→ Stated task
Which lines below hold the word "rules"? Report each one.

Extracted data entries:
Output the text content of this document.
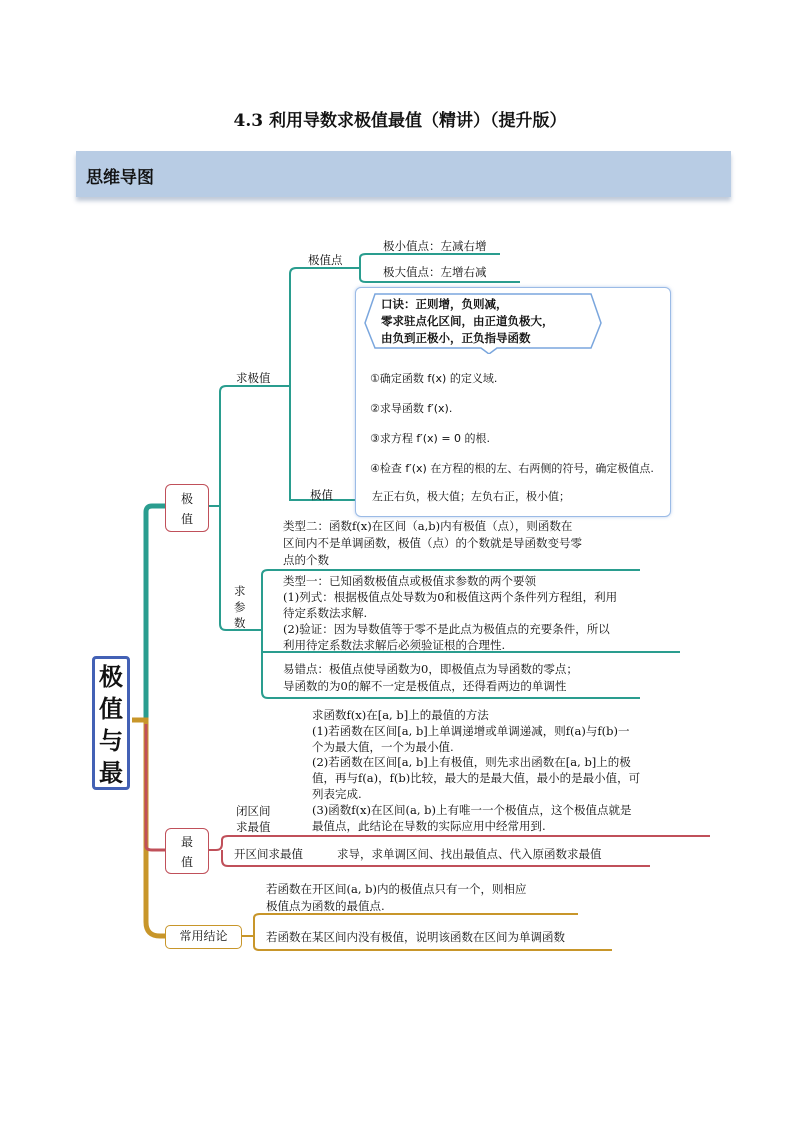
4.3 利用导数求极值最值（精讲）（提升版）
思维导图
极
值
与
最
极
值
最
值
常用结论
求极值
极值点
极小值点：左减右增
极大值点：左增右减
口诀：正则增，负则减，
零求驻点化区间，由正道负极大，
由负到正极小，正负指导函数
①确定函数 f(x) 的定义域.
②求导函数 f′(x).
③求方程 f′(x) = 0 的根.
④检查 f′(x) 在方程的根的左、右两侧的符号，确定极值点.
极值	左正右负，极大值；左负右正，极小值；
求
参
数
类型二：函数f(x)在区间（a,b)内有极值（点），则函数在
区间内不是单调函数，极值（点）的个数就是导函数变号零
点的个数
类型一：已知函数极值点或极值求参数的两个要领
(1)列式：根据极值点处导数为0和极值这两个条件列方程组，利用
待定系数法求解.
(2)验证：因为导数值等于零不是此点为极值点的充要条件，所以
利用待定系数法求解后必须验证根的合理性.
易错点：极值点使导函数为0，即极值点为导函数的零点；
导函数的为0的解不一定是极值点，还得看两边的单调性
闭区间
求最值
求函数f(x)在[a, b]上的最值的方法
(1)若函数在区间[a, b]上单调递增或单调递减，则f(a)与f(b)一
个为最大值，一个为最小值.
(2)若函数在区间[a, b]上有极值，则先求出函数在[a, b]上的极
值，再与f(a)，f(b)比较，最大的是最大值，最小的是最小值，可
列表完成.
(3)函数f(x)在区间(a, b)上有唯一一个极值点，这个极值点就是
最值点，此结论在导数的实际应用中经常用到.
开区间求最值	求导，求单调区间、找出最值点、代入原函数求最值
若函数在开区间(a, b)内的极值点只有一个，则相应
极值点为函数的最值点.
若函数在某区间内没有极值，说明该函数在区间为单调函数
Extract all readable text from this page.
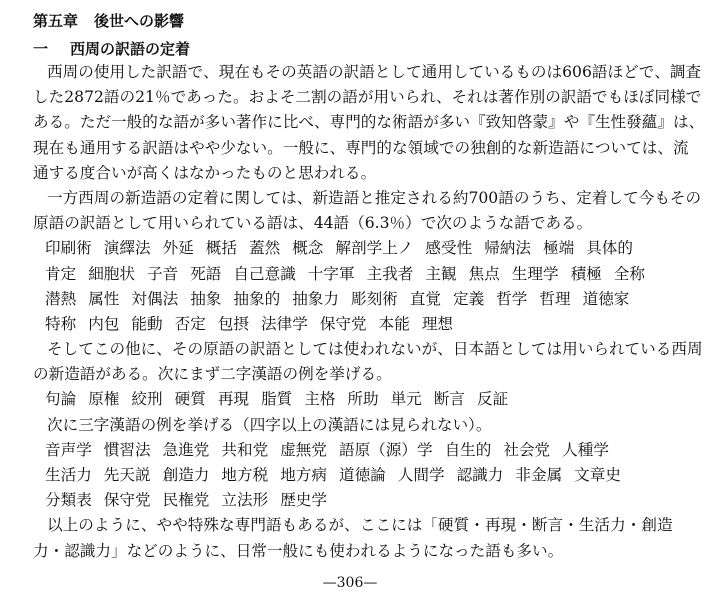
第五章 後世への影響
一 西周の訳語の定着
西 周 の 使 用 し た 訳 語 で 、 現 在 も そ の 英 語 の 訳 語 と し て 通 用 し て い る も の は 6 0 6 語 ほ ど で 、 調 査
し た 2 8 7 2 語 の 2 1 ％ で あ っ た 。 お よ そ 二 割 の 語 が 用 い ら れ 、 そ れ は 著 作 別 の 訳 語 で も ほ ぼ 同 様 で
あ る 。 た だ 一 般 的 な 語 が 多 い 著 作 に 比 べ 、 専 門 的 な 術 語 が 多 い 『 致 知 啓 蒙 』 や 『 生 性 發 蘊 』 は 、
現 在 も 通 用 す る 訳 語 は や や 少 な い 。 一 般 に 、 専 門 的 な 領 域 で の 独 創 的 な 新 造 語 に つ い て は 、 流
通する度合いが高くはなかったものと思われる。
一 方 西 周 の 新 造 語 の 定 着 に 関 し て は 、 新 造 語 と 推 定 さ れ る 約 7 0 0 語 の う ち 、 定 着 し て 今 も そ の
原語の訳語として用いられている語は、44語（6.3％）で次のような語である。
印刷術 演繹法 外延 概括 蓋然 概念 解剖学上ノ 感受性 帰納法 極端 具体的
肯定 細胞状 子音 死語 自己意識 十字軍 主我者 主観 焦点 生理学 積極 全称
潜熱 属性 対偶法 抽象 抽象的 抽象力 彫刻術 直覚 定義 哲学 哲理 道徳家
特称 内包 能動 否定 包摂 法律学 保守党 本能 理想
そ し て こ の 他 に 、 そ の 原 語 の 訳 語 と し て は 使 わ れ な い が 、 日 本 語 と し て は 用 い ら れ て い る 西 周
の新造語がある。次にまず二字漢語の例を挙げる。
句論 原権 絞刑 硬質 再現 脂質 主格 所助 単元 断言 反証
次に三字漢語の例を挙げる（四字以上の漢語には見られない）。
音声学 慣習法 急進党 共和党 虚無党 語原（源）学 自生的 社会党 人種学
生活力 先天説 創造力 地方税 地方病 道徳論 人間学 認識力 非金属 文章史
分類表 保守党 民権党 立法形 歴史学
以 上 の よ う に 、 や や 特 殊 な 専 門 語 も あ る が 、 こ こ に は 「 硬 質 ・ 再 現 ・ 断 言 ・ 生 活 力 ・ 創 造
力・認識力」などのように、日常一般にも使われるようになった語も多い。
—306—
* * *
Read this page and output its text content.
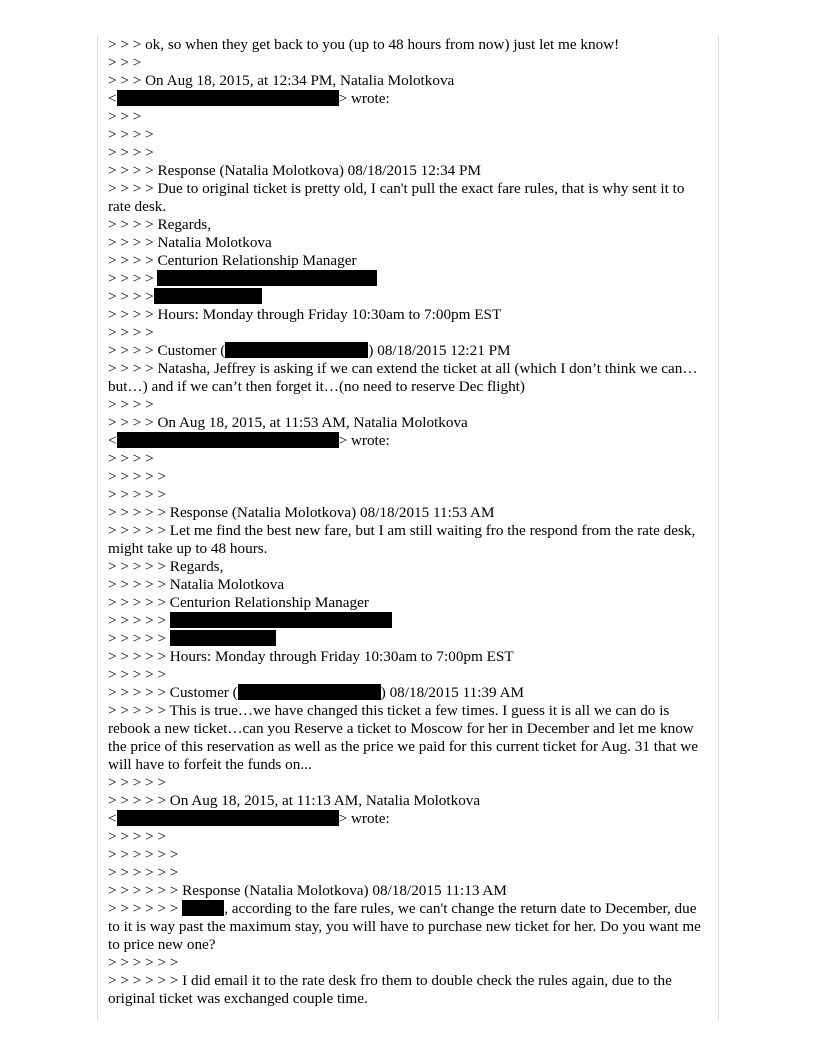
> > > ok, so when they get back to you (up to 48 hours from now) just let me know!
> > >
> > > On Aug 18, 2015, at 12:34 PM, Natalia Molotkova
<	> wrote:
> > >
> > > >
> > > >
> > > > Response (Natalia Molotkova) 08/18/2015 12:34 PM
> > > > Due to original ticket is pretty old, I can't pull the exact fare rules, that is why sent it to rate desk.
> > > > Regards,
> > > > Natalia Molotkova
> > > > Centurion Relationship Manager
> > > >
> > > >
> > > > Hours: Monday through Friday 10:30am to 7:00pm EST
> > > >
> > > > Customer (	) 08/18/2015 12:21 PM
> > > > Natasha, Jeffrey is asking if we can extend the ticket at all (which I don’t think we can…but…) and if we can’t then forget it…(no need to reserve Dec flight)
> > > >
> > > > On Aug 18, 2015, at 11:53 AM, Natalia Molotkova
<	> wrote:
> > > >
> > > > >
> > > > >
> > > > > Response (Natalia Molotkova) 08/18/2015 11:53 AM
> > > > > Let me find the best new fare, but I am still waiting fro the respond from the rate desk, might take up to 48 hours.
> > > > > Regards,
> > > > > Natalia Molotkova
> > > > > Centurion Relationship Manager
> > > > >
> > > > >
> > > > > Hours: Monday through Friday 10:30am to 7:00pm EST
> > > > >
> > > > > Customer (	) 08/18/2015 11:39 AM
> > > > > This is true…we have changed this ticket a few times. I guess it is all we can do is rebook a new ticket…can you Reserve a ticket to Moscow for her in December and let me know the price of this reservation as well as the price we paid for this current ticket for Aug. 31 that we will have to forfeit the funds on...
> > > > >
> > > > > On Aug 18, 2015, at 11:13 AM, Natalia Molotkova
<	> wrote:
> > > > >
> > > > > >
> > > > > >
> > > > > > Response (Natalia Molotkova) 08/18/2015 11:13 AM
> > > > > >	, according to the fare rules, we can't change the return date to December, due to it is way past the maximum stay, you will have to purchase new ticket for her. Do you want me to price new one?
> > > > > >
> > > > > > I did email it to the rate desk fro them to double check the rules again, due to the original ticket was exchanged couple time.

→ Expected answer
> > > > Due to original ticket is pretty old, I can't pull the exact fare rules, that is why sent it to rate desk.
> > > > > >	, according to the fare rules, we can't change the return date to December, due to it is way past the maximum stay, you will have to purchase new ticket for her. Do you want me to price new one?
> > > > > > I did email it to the rate desk fro them to double check the rules again, due to the original ticket was exchanged couple time.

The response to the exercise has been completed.